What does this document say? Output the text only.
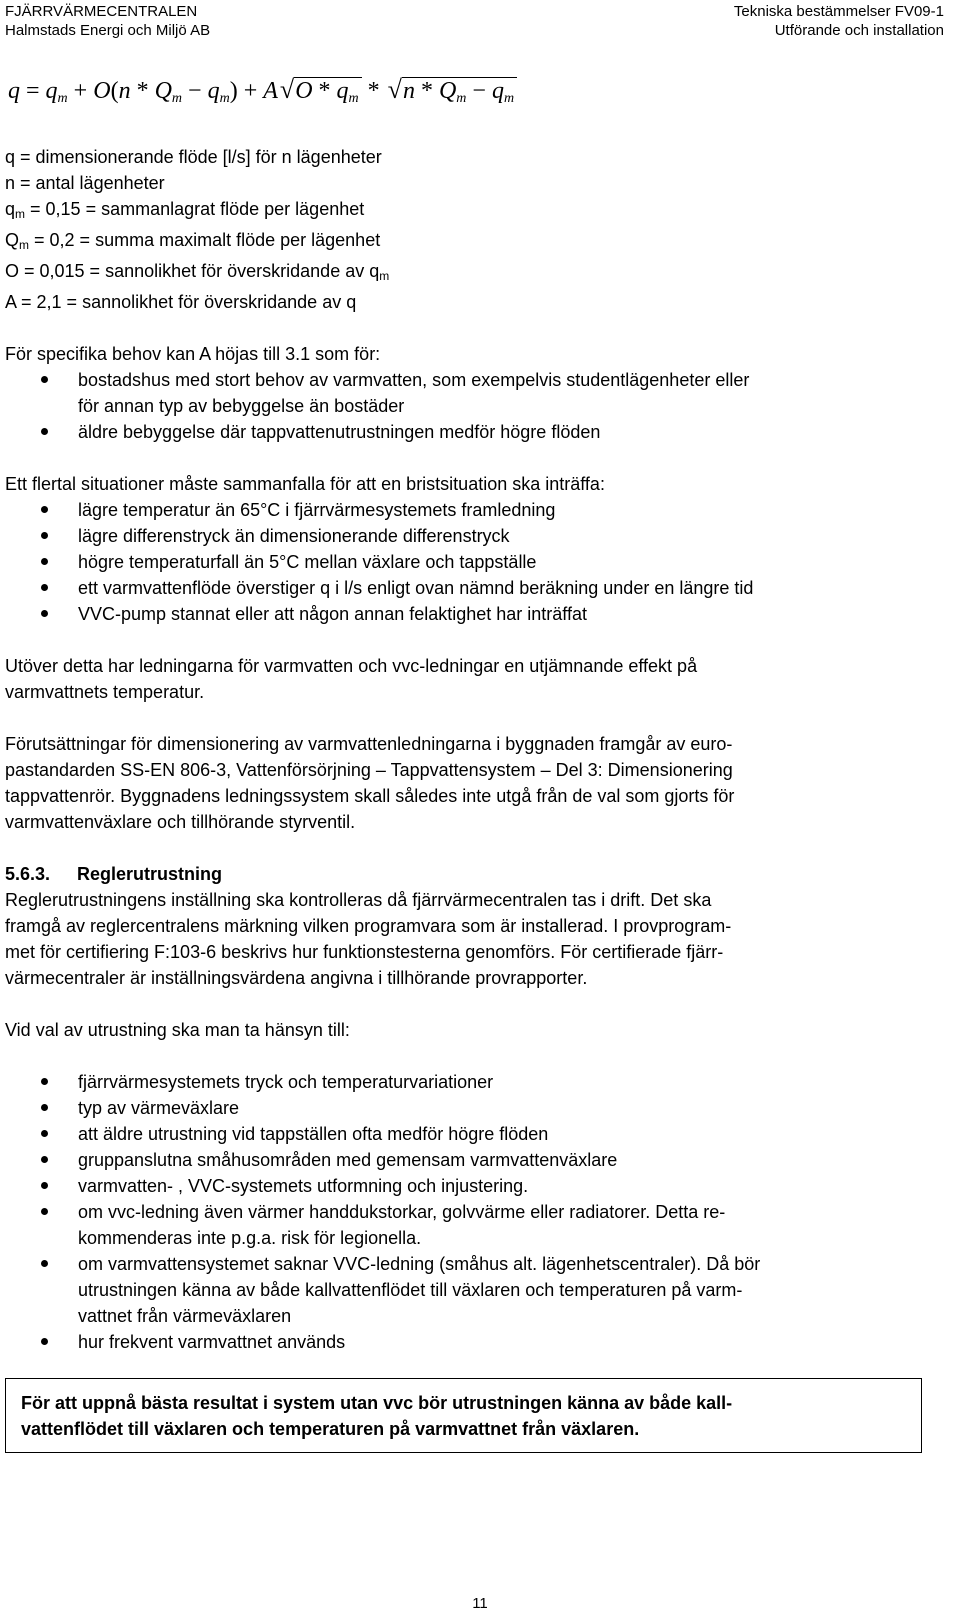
FJÄRRVÄRMECENTRALEN
Halmstads Energi och Miljö AB
Tekniska bestämmelser FV09-1
Utförande och installation
$q = q_m + O(n * Q_m - q_m) + A√O * q_m * √n * Q_m - q_m$
q = dimensionerande flöde [l/s] för n lägenheter
n = antal lägenheter
$q_m = 0,15$ = sammanlagrat flöde per lägenhet
$Q_m = 0,2$ = summa maximalt flöde per lägenhet
O = 0,015 = sannolikhet för överskridande av $q_m$
A = 2,1 = sannolikhet för överskridande av q
För specifika behov kan A höjas till 3.1 som för:
bostadshus med stort behov av varmvatten, som exempelvis studentlägenheter eller
för annan typ av bebyggelse än bostäder
äldre bebyggelse där tappvattenutrustningen medför högre flöden
Ett flertal situationer måste sammanfalla för att en bristsituation ska inträffa:
lägre temperatur än 65°C i fjärrvärmesystemets framledning
lägre differenstryck än dimensionerande differenstryck
högre temperaturfall än 5°C mellan växlare och tappställe
ett varmvattenflöde överstiger q i l/s enligt ovan nämnd beräkning under en längre tid
VVC-pump stannat eller att någon annan felaktighet har inträffat
Utöver detta har ledningarna för varmvatten och vvc-ledningar en utjämnande effekt på
varmvattnets temperatur.
Förutsättningar för dimensionering av varmvattenledningarna i byggnaden framgår av euro-
pastandarden SS-EN 806-3, Vattenförsörjning – Tappvattensystem – Del 3: Dimensionering
tappvattenrör. Byggnadens ledningssystem skall således inte utgå från de val som gjorts för
varmvattenväxlare och tillhörande styrventil.
5.6.3. Reglerutrustning
Reglerutrustningens inställning ska kontrolleras då fjärrvärmecentralen tas i drift. Det ska
framgå av reglercentralens märkning vilken programvara som är installerad. I provprogram-
met för certifiering F:103-6 beskrivs hur funktionstesterna genomförs. För certifierade fjärr-
värmecentraler är inställningsvärdena angivna i tillhörande provrapporter.
Vid val av utrustning ska man ta hänsyn till:
fjärrvärmesystemets tryck och temperaturvariationer
typ av värmeväxlare
att äldre utrustning vid tappställen ofta medför högre flöden
gruppanslutna småhusområden med gemensam varmvattenväxlare
varmvatten- , VVC-systemets utformning och injustering.
om vvc-ledning även värmer handdukstorkar, golvvärme eller radiatorer. Detta re-
kommenderas inte p.g.a. risk för legionella.
om varmvattensystemet saknar VVC-ledning (småhus alt. lägenhetscentraler). Då bör
utrustningen känna av både kallvattenflödet till växlaren och temperaturen på varm-
vattnet från värmeväxlaren
hur frekvent varmvattnet används
För att uppnå bästa resultat i system utan vvc bör utrustningen känna av både kall-
vattenflödet till växlaren och temperaturen på varmvattnet från växlaren.
11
━━━━━━━━
**Exercise brief:**
Now copy each line of the entries that mentions "tillhörande".

**Answer section:**
varmvattenväxlare och tillhörande styrventil.
värmecentraler är inställningsvärdena angivna i tillhörande provrapporter.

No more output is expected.